→ **What is needed**
Check each line for the string "Price". Give only the count of lines that have it.
___ Exercise inputs
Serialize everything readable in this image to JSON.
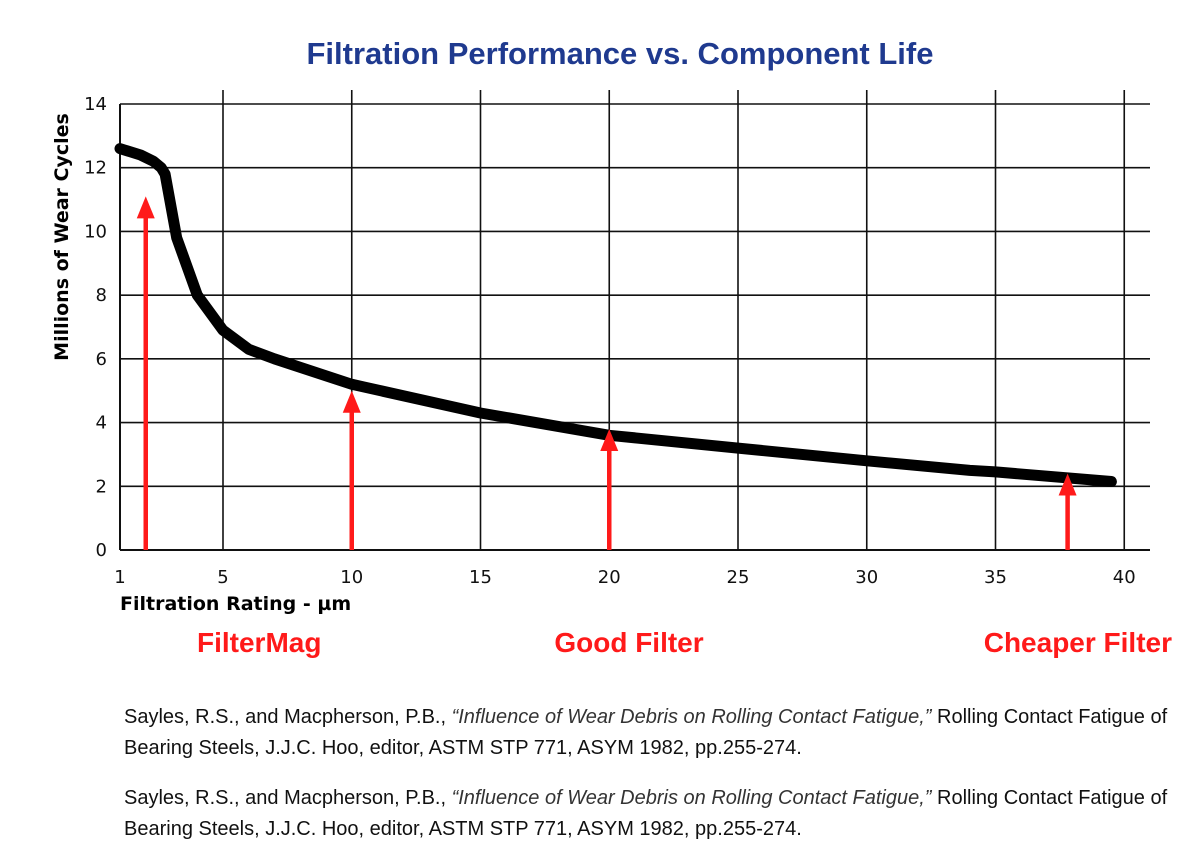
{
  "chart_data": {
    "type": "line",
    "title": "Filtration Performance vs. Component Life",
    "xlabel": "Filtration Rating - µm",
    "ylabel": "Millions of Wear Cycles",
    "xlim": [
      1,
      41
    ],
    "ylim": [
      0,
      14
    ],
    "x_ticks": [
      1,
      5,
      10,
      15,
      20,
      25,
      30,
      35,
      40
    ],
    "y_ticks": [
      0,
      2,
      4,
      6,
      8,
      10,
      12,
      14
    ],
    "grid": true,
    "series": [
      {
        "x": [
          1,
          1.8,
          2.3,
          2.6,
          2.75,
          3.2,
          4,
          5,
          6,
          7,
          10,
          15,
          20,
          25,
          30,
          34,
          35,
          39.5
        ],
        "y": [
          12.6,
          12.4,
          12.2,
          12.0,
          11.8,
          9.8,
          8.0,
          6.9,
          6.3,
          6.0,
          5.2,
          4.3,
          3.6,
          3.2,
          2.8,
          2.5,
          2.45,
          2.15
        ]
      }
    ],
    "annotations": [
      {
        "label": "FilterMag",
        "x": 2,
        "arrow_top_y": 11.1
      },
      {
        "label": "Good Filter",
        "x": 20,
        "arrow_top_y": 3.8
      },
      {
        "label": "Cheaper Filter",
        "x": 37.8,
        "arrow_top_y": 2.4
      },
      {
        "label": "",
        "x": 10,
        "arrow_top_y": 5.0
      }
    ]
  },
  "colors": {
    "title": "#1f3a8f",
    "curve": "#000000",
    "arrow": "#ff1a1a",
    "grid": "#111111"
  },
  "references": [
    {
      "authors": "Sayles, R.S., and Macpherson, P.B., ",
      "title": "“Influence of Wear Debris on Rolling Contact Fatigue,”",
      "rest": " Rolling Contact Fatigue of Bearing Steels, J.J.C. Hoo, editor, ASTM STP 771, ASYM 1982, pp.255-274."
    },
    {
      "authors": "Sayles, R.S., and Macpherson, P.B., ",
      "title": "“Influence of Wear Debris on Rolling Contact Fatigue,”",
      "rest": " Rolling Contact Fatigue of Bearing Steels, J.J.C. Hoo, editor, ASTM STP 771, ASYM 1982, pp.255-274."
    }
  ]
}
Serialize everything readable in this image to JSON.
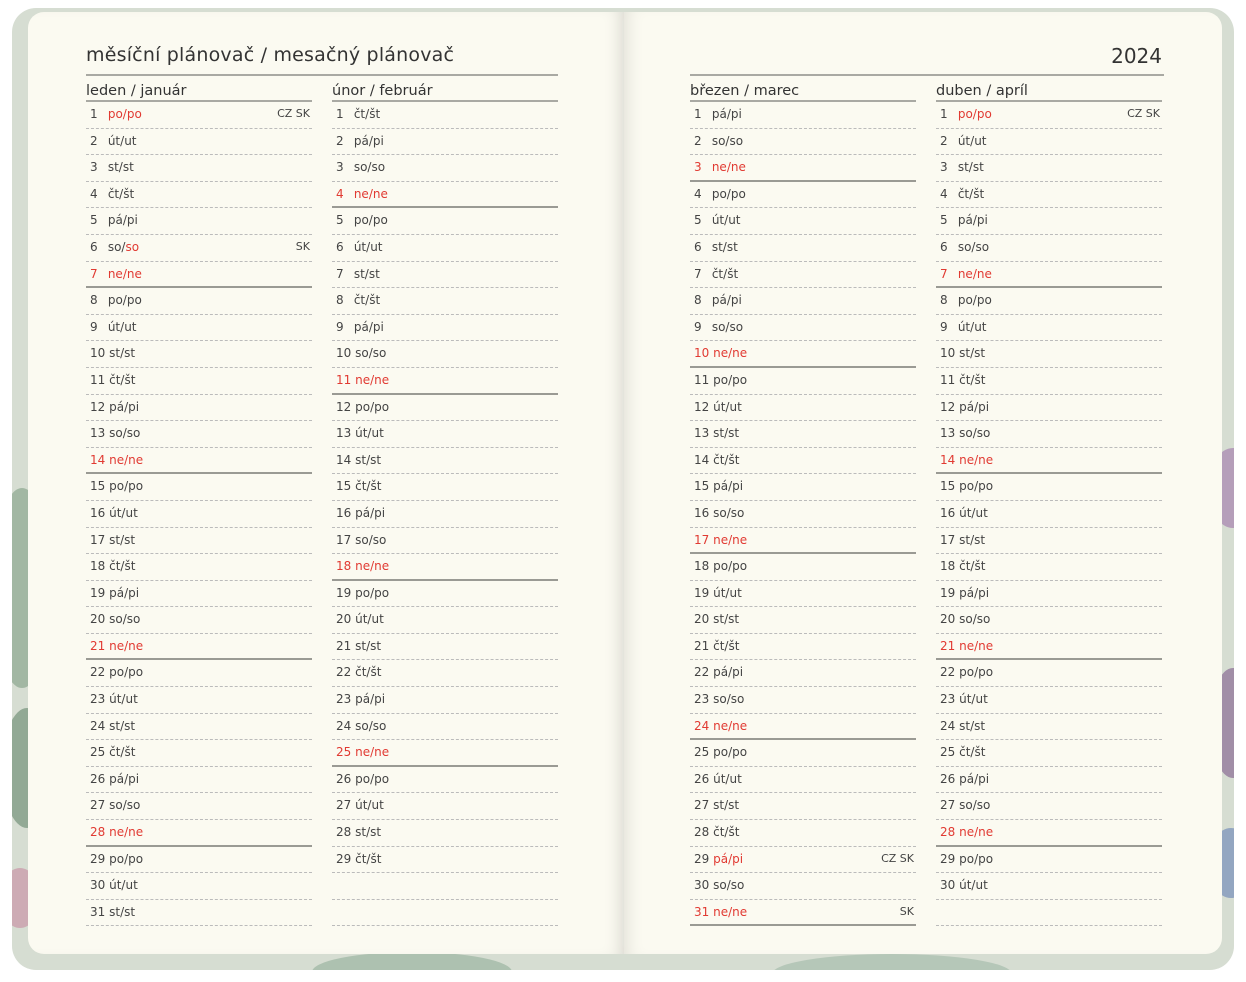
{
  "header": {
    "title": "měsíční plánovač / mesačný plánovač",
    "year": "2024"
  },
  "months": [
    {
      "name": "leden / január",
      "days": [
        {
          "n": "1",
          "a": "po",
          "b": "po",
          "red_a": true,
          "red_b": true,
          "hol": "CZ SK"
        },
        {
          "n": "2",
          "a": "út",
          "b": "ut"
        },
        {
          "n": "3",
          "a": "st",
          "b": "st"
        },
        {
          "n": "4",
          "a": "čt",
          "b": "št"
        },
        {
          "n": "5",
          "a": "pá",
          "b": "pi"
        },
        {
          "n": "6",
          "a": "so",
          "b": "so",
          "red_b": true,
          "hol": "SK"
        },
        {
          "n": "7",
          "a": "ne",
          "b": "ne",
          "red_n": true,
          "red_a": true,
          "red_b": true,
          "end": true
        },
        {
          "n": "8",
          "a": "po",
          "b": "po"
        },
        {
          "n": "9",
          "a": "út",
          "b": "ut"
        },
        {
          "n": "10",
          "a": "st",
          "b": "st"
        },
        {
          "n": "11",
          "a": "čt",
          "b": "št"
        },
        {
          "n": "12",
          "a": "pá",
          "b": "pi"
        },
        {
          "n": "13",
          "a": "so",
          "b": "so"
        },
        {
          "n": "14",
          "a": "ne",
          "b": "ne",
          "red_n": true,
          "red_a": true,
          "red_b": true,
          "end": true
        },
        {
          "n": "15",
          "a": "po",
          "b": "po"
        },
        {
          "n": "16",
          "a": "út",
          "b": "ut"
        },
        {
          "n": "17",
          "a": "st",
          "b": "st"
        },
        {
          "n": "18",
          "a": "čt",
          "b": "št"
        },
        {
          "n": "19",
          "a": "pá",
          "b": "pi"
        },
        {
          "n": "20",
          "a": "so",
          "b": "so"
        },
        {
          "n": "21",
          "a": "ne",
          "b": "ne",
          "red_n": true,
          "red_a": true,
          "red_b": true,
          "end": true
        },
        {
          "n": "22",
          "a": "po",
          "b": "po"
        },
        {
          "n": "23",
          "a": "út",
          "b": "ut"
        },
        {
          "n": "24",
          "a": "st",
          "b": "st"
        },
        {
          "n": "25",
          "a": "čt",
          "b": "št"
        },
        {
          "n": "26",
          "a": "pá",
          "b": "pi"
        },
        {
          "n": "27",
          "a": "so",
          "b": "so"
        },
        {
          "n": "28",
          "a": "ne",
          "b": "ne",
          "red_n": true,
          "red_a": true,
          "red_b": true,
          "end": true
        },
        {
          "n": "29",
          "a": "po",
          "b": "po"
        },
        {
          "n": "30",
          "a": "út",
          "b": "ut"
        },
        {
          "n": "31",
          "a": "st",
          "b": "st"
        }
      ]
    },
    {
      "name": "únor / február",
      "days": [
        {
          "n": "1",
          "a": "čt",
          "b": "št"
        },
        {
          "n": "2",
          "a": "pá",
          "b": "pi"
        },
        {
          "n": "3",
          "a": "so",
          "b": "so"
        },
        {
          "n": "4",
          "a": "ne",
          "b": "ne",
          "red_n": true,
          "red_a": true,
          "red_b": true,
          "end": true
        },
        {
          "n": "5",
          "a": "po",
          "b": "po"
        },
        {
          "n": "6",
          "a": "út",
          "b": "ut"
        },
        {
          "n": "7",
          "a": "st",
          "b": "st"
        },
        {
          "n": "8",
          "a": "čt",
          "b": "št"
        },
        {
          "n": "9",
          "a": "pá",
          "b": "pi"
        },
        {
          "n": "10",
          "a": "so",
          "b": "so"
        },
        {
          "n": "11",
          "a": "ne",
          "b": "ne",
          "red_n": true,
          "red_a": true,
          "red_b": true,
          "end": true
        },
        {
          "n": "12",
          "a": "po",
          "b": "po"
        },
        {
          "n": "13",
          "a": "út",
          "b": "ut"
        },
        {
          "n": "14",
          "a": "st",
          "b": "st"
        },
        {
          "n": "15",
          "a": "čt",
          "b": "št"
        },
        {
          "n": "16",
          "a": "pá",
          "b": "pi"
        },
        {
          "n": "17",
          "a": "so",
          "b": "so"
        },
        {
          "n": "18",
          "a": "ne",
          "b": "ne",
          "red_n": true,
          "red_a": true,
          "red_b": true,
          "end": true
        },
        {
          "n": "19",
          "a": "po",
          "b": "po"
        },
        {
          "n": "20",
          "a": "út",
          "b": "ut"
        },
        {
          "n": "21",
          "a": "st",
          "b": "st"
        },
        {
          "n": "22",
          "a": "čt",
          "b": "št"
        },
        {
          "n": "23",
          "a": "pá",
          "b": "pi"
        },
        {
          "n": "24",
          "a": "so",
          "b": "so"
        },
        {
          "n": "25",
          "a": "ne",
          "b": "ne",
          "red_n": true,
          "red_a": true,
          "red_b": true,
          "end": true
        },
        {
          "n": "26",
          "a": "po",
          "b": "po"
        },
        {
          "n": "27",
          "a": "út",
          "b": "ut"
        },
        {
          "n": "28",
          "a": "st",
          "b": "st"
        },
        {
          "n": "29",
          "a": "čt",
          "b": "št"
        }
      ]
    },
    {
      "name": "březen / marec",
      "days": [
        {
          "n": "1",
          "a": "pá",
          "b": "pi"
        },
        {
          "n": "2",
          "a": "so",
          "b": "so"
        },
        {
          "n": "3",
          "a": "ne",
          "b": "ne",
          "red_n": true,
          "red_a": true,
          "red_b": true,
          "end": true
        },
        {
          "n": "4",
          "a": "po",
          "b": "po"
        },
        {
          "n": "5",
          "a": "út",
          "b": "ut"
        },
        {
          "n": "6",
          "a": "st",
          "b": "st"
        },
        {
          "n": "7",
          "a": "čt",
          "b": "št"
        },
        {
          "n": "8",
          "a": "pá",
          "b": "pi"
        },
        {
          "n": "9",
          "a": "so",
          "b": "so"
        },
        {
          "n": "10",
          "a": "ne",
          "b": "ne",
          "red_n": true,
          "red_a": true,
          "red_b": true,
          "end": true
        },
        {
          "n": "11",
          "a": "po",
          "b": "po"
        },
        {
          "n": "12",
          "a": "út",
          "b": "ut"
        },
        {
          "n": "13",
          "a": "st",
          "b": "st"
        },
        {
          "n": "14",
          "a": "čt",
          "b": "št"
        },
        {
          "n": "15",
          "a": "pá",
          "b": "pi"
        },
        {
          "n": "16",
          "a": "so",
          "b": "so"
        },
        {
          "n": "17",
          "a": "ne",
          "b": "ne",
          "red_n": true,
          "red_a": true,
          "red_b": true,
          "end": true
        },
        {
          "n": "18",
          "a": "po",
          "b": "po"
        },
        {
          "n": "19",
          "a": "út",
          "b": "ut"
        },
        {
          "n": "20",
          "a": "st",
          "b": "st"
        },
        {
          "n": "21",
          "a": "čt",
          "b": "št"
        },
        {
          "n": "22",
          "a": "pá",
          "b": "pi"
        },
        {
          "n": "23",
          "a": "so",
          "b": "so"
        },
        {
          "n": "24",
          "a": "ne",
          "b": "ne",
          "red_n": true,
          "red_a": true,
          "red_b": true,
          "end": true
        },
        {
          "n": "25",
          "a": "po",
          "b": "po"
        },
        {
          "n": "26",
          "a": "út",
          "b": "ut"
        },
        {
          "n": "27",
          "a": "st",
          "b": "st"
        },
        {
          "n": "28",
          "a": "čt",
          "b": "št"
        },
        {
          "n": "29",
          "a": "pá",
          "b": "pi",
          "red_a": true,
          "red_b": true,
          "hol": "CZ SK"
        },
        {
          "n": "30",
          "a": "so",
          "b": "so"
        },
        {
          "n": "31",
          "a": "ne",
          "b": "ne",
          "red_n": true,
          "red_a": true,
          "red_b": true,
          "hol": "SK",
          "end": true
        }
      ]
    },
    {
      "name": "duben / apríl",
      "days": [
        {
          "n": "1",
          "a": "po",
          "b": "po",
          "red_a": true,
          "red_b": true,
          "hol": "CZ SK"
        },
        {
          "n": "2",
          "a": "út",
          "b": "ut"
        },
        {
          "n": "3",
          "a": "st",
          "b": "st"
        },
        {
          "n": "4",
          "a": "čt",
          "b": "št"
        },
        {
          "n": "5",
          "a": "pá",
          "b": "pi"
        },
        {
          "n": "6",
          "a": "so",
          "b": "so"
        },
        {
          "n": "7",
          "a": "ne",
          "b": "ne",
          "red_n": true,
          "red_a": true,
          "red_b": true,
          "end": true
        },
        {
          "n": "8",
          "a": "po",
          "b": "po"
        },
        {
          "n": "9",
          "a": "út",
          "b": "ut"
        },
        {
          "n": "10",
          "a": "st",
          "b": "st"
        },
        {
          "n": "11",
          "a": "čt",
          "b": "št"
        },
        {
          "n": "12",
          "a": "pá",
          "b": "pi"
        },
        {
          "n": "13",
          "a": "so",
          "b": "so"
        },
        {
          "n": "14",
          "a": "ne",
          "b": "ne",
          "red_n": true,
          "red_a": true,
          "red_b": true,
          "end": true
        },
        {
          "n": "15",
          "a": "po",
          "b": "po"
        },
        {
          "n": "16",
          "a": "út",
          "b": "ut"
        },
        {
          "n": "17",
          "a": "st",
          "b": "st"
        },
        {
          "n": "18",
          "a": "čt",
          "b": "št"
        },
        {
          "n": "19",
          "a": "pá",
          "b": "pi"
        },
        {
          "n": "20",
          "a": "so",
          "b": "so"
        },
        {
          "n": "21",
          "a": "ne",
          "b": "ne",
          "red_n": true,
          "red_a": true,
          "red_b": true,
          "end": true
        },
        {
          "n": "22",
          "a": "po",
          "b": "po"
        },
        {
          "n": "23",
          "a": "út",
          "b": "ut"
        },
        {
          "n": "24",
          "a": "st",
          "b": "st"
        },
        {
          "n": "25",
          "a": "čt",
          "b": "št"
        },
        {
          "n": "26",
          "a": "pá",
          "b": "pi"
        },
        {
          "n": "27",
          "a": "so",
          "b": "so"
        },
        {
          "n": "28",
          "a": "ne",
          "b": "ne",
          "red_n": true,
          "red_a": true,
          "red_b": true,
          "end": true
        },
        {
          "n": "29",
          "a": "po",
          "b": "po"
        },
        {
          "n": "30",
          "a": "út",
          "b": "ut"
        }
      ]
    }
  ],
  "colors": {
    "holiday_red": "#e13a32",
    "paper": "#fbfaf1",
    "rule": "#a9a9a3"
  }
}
______
___ Exercise inputs
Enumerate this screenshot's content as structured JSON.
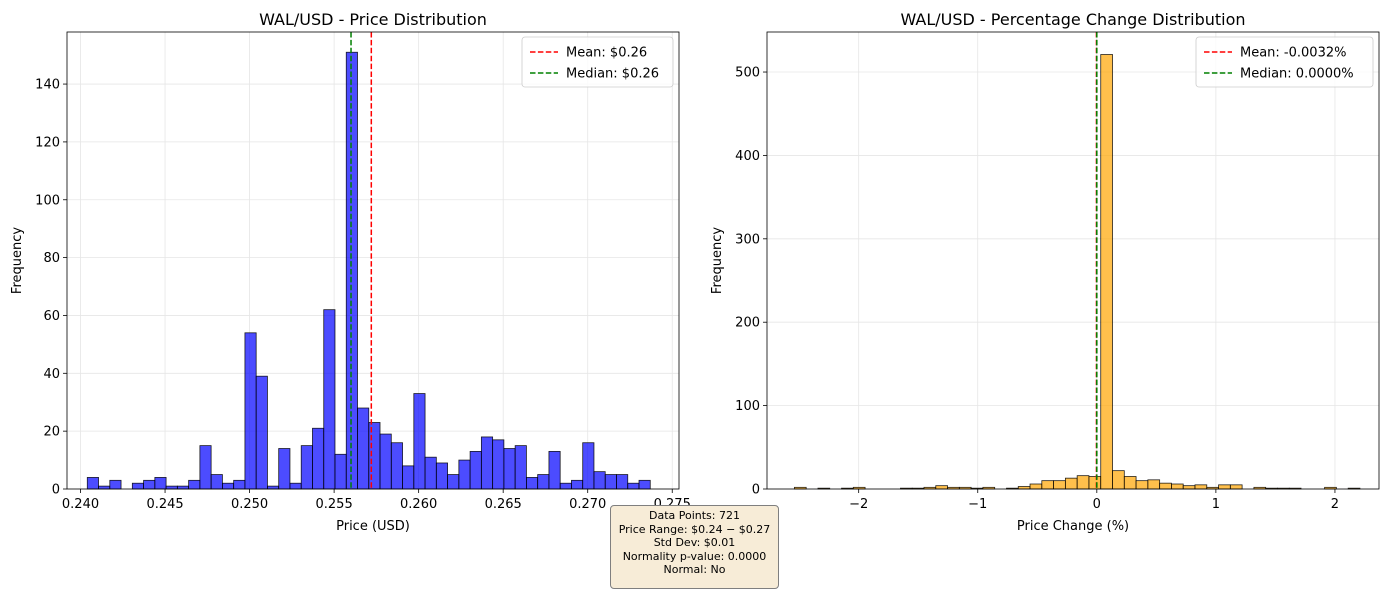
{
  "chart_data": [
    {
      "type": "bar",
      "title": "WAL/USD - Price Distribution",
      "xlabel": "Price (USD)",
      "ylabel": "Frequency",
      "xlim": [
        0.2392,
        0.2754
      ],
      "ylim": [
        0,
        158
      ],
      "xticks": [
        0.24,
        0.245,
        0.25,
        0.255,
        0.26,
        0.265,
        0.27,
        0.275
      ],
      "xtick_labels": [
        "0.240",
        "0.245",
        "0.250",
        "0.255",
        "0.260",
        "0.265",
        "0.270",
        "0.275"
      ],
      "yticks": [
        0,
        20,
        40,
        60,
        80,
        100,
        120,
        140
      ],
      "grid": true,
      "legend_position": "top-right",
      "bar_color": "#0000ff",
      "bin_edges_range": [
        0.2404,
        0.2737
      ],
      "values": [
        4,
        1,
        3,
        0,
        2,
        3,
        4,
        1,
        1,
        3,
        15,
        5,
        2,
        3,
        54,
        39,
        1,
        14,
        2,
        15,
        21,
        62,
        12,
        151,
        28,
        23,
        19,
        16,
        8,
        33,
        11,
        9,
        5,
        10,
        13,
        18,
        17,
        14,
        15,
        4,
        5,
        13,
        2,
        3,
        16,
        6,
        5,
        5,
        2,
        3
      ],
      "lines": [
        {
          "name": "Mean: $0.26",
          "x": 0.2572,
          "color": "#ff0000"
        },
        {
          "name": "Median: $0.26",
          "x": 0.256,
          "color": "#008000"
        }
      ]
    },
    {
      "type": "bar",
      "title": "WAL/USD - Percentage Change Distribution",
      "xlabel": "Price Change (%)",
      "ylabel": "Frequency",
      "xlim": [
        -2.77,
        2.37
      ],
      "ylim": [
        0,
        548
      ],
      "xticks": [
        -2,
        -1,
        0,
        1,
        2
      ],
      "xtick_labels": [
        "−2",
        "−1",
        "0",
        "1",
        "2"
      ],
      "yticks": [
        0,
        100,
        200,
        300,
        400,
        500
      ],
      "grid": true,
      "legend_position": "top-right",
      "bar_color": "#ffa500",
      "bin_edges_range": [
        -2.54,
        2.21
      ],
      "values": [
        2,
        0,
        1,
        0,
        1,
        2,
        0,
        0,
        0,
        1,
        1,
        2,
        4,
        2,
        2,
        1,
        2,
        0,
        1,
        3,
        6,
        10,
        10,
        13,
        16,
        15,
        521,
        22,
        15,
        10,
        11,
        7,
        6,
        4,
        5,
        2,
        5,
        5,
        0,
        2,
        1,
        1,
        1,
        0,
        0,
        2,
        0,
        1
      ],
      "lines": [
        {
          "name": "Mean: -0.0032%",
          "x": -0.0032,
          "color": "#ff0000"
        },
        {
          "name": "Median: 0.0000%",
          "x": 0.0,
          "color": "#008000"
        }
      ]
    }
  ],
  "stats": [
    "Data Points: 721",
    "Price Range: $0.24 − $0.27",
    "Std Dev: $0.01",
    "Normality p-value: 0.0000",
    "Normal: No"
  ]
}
______
→ **Response to this task**
4